Count, in the entries, the lines with "color". Answer with the number only.

Figure record listings
--- START ---
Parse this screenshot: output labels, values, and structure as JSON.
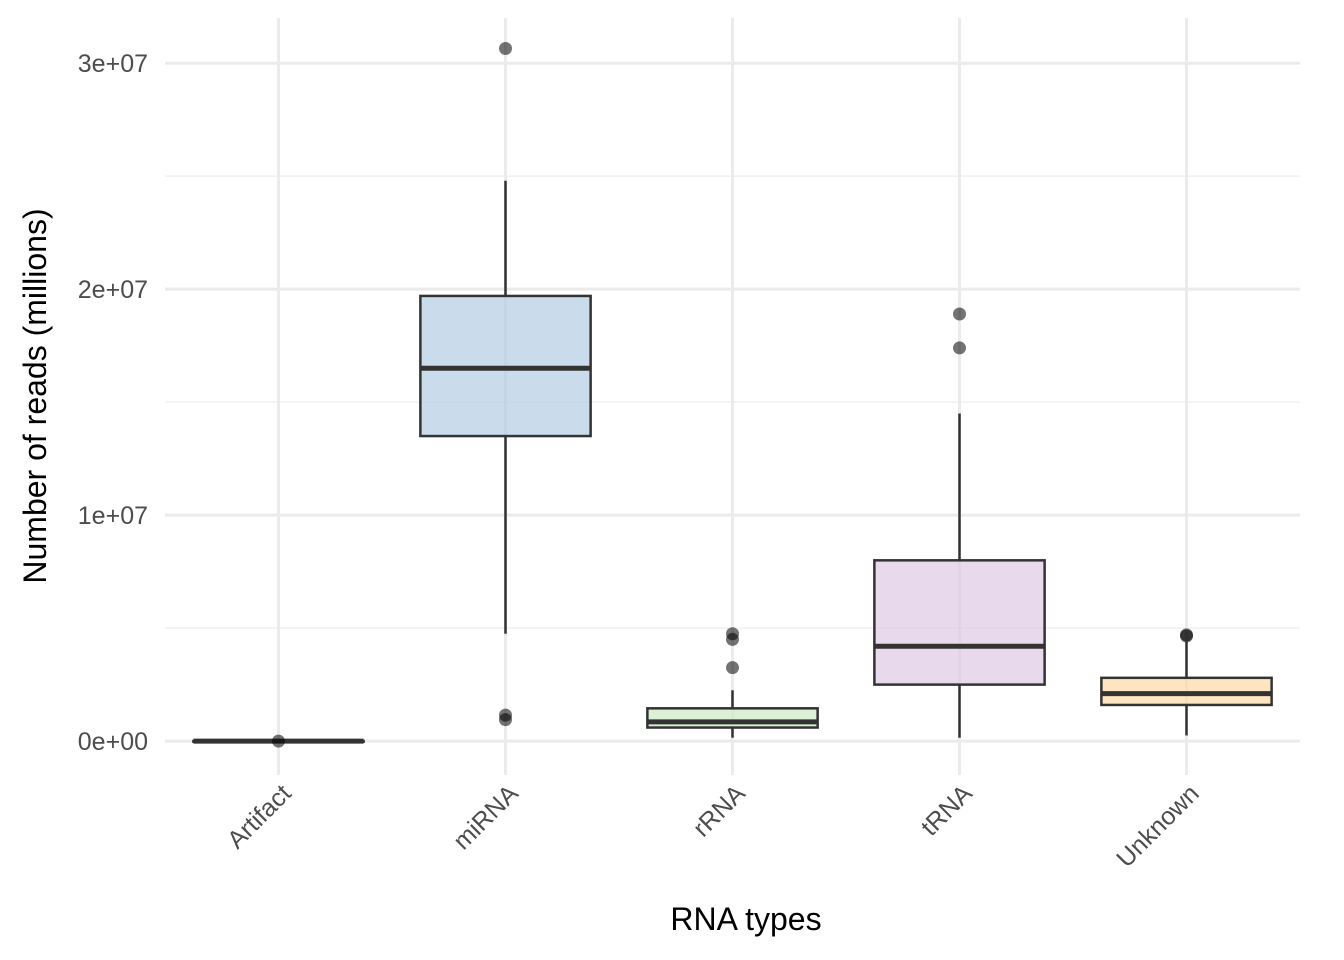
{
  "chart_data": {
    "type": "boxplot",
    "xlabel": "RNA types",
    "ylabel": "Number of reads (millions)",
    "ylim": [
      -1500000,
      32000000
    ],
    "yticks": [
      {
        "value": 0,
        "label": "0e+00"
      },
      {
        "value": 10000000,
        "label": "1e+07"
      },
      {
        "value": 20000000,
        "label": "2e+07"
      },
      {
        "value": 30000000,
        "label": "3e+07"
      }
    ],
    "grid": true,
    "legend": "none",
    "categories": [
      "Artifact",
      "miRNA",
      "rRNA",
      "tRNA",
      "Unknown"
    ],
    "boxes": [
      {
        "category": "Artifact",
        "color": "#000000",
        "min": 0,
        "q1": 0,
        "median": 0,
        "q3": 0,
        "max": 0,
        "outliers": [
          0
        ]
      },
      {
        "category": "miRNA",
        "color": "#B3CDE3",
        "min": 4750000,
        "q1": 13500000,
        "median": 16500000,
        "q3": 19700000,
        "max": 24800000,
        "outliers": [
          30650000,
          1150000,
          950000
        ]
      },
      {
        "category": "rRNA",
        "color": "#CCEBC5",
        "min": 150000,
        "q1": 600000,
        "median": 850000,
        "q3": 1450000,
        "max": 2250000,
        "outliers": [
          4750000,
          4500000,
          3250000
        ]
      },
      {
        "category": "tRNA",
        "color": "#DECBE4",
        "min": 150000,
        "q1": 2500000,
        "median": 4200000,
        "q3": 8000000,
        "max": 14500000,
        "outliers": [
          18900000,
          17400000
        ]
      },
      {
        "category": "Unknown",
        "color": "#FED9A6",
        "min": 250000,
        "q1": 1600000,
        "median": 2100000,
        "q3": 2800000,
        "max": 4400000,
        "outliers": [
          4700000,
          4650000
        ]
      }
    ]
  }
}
--- END ---
**Full response**
5